THE TASK:
Do not copy the pictures; transcribe all other material exactly.

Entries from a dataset
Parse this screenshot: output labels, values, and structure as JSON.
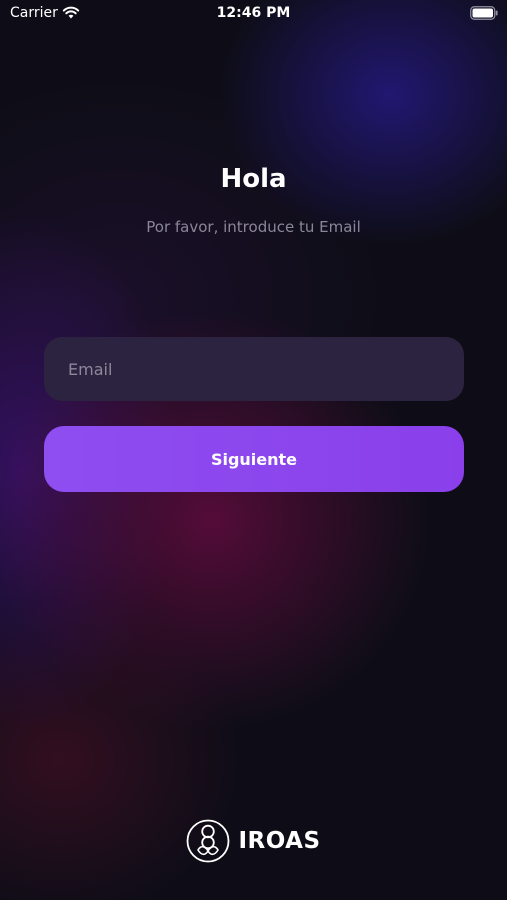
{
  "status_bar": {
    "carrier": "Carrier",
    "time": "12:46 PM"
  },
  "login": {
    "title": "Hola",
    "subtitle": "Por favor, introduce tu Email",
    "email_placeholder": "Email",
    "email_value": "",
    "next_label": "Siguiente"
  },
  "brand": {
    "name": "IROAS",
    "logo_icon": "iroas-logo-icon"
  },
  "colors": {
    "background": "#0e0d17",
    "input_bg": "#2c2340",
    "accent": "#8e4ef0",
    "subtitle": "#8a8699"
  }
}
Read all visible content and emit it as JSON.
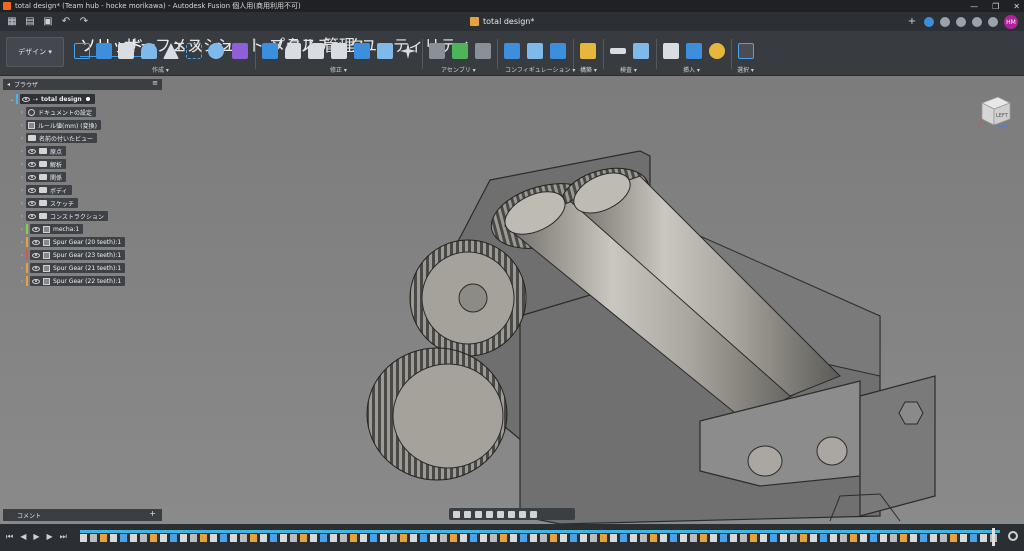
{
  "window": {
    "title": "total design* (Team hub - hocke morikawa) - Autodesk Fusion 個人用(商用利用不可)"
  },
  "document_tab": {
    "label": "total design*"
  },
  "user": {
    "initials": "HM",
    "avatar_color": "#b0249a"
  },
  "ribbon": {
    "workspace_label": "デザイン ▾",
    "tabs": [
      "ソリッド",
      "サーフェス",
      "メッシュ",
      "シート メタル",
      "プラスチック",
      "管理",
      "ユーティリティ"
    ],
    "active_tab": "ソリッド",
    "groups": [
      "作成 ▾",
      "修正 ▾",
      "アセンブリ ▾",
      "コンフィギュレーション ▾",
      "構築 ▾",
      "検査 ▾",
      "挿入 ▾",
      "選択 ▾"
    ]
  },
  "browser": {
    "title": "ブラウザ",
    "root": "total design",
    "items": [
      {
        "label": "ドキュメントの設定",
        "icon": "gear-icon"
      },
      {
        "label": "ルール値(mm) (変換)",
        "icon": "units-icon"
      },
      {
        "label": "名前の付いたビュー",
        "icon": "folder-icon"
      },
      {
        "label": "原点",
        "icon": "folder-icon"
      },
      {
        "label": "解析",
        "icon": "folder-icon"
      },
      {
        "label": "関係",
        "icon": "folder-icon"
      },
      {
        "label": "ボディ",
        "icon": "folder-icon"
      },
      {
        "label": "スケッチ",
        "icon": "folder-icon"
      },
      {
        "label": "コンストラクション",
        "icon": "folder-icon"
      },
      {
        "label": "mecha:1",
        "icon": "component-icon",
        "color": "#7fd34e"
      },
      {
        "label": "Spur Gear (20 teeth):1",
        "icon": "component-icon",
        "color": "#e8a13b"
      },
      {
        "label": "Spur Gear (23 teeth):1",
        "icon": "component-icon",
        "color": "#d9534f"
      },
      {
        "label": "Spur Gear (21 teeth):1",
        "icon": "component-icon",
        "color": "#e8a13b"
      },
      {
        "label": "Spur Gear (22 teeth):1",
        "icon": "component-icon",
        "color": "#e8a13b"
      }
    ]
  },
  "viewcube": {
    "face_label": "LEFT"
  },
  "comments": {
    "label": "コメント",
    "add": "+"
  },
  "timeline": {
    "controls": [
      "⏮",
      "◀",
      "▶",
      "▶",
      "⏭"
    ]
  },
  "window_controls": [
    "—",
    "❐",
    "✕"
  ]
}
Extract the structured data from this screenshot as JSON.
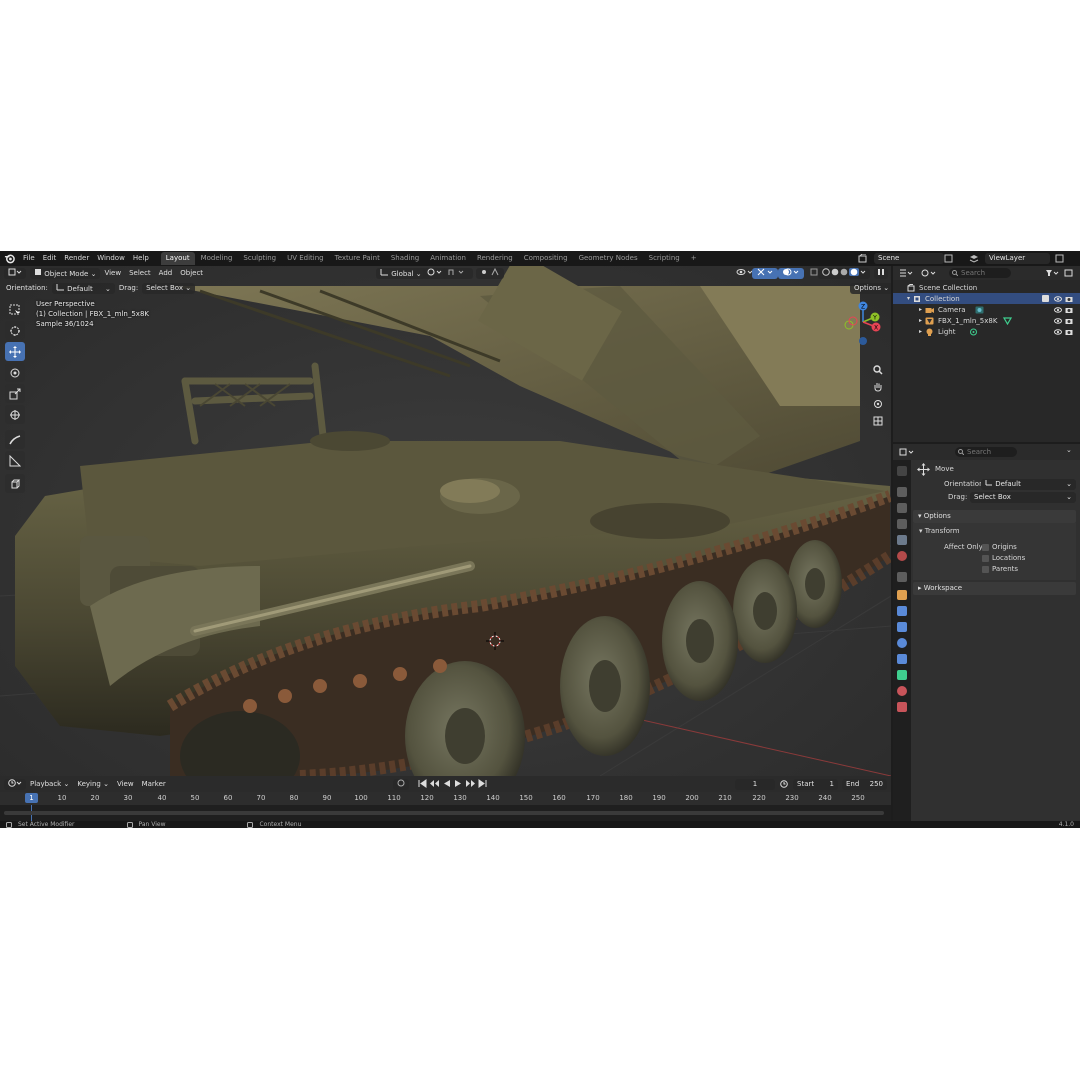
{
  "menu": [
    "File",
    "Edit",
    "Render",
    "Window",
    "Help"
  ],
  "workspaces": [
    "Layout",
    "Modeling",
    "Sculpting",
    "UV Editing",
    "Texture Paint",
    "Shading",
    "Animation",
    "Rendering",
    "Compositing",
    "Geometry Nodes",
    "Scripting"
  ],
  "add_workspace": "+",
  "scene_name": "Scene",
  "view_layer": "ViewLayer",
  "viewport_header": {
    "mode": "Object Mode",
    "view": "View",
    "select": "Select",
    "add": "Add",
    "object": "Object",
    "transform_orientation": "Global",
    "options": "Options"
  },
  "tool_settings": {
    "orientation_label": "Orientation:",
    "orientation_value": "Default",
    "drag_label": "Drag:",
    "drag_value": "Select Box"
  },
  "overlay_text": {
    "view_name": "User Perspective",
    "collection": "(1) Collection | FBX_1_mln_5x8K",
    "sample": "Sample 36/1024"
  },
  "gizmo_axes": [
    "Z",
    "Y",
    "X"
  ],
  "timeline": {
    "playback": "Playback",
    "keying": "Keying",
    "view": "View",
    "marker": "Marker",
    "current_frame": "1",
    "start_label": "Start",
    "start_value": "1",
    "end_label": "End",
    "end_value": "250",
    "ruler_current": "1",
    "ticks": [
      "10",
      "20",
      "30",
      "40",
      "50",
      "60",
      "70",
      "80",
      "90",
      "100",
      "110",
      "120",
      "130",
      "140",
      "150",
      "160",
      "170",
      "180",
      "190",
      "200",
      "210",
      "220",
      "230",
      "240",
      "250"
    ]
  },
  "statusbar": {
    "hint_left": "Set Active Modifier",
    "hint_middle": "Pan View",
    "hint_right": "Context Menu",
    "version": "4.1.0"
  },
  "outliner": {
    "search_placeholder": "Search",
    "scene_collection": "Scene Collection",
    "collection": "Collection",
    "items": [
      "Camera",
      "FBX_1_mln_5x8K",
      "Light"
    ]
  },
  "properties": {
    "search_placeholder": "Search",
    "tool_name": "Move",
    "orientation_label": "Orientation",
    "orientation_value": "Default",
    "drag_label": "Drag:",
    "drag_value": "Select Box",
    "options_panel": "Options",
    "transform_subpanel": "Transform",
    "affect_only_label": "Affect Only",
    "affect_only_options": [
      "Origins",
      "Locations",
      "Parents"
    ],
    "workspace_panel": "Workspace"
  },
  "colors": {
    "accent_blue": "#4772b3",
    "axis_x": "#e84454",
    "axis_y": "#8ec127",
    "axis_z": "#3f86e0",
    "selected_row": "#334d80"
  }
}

FULL OUTPUT:
Parse this screenshot: output labels, values, and structure as JSON.
{
  "status_bar": {
    "carrier": "Carrier",
    "time": "12:46 PM"
  },
  "login": {
    "title": "Hola",
    "subtitle": "Por favor, introduce tu Email",
    "email_placeholder": "Email",
    "email_value": "",
    "next_label": "Siguiente"
  },
  "brand": {
    "name": "IROAS",
    "logo_icon": "iroas-logo-icon"
  },
  "colors": {
    "background": "#0e0d17",
    "input_bg": "#2c2340",
    "accent": "#8e4ef0",
    "subtitle": "#8a8699"
  }
}
Read all visible content and emit it as JSON.
{
  "window": {
    "title": "total design* (Team hub - hocke morikawa) - Autodesk Fusion 個人用(商用利用不可)"
  },
  "document_tab": {
    "label": "total design*"
  },
  "user": {
    "initials": "HM",
    "avatar_color": "#b0249a"
  },
  "ribbon": {
    "workspace_label": "デザイン ▾",
    "tabs": [
      "ソリッド",
      "サーフェス",
      "メッシュ",
      "シート メタル",
      "プラスチック",
      "管理",
      "ユーティリティ"
    ],
    "active_tab": "ソリッド",
    "groups": [
      "作成 ▾",
      "修正 ▾",
      "アセンブリ ▾",
      "コンフィギュレーション ▾",
      "構築 ▾",
      "検査 ▾",
      "挿入 ▾",
      "選択 ▾"
    ]
  },
  "browser": {
    "title": "ブラウザ",
    "root": "total design",
    "items": [
      {
        "label": "ドキュメントの設定",
        "icon": "gear-icon"
      },
      {
        "label": "ルール値(mm) (変換)",
        "icon": "units-icon"
      },
      {
        "label": "名前の付いたビュー",
        "icon": "folder-icon"
      },
      {
        "label": "原点",
        "icon": "folder-icon"
      },
      {
        "label": "解析",
        "icon": "folder-icon"
      },
      {
        "label": "関係",
        "icon": "folder-icon"
      },
      {
        "label": "ボディ",
        "icon": "folder-icon"
      },
      {
        "label": "スケッチ",
        "icon": "folder-icon"
      },
      {
        "label": "コンストラクション",
        "icon": "folder-icon"
      },
      {
        "label": "mecha:1",
        "icon": "component-icon",
        "color": "#7fd34e"
      },
      {
        "label": "Spur Gear (20 teeth):1",
        "icon": "component-icon",
        "color": "#e8a13b"
      },
      {
        "label": "Spur Gear (23 teeth):1",
        "icon": "component-icon",
        "color": "#d9534f"
      },
      {
        "label": "Spur Gear (21 teeth):1",
        "icon": "component-icon",
        "color": "#e8a13b"
      },
      {
        "label": "Spur Gear (22 teeth):1",
        "icon": "component-icon",
        "color": "#e8a13b"
      }
    ]
  },
  "viewcube": {
    "face_label": "LEFT"
  },
  "comments": {
    "label": "コメント",
    "add": "+"
  },
  "timeline": {
    "controls": [
      "⏮",
      "◀",
      "▶",
      "▶",
      "⏭"
    ]
  },
  "window_controls": [
    "—",
    "❐",
    "✕"
  ]
}
Extract the structured data from this screenshot as JSON.
{
  "menu": [
    "File",
    "Edit",
    "Render",
    "Window",
    "Help"
  ],
  "workspaces": [
    "Layout",
    "Modeling",
    "Sculpting",
    "UV Editing",
    "Texture Paint",
    "Shading",
    "Animation",
    "Rendering",
    "Compositing",
    "Geometry Nodes",
    "Scripting"
  ],
  "add_workspace": "+",
  "scene_name": "Scene",
  "view_layer": "ViewLayer",
  "viewport_header": {
    "mode": "Object Mode",
    "view": "View",
    "select": "Select",
    "add": "Add",
    "object": "Object",
    "transform_orientation": "Global",
    "options": "Options"
  },
  "tool_settings": {
    "orientation_label": "Orientation:",
    "orientation_value": "Default",
    "drag_label": "Drag:",
    "drag_value": "Select Box"
  },
  "overlay_text": {
    "view_name": "User Perspective",
    "collection": "(1) Collection | FBX_1_mln_5x8K",
    "sample": "Sample 36/1024"
  },
  "gizmo_axes": [
    "Z",
    "Y",
    "X"
  ],
  "timeline": {
    "playback": "Playback",
    "keying": "Keying",
    "view": "View",
    "marker": "Marker",
    "current_frame": "1",
    "start_label": "Start",
    "start_value": "1",
    "end_label": "End",
    "end_value": "250",
    "ruler_current": "1",
    "ticks": [
      "10",
      "20",
      "30",
      "40",
      "50",
      "60",
      "70",
      "80",
      "90",
      "100",
      "110",
      "120",
      "130",
      "140",
      "150",
      "160",
      "170",
      "180",
      "190",
      "200",
      "210",
      "220",
      "230",
      "240",
      "250"
    ]
  },
  "statusbar": {
    "hint_left": "Set Active Modifier",
    "hint_middle": "Pan View",
    "hint_right": "Context Menu",
    "version": "4.1.0"
  },
  "outliner": {
    "search_placeholder": "Search",
    "scene_collection": "Scene Collection",
    "collection": "Collection",
    "items": [
      "Camera",
      "FBX_1_mln_5x8K",
      "Light"
    ]
  },
  "properties": {
    "search_placeholder": "Search",
    "tool_name": "Move",
    "orientation_label": "Orientation",
    "orientation_value": "Default",
    "drag_label": "Drag:",
    "drag_value": "Select Box",
    "options_panel": "Options",
    "transform_subpanel": "Transform",
    "affect_only_label": "Affect Only",
    "affect_only_options": [
      "Origins",
      "Locations",
      "Parents"
    ],
    "workspace_panel": "Workspace"
  },
  "colors": {
    "accent_blue": "#4772b3",
    "axis_x": "#e84454",
    "axis_y": "#8ec127",
    "axis_z": "#3f86e0",
    "selected_row": "#334d80"
  }
}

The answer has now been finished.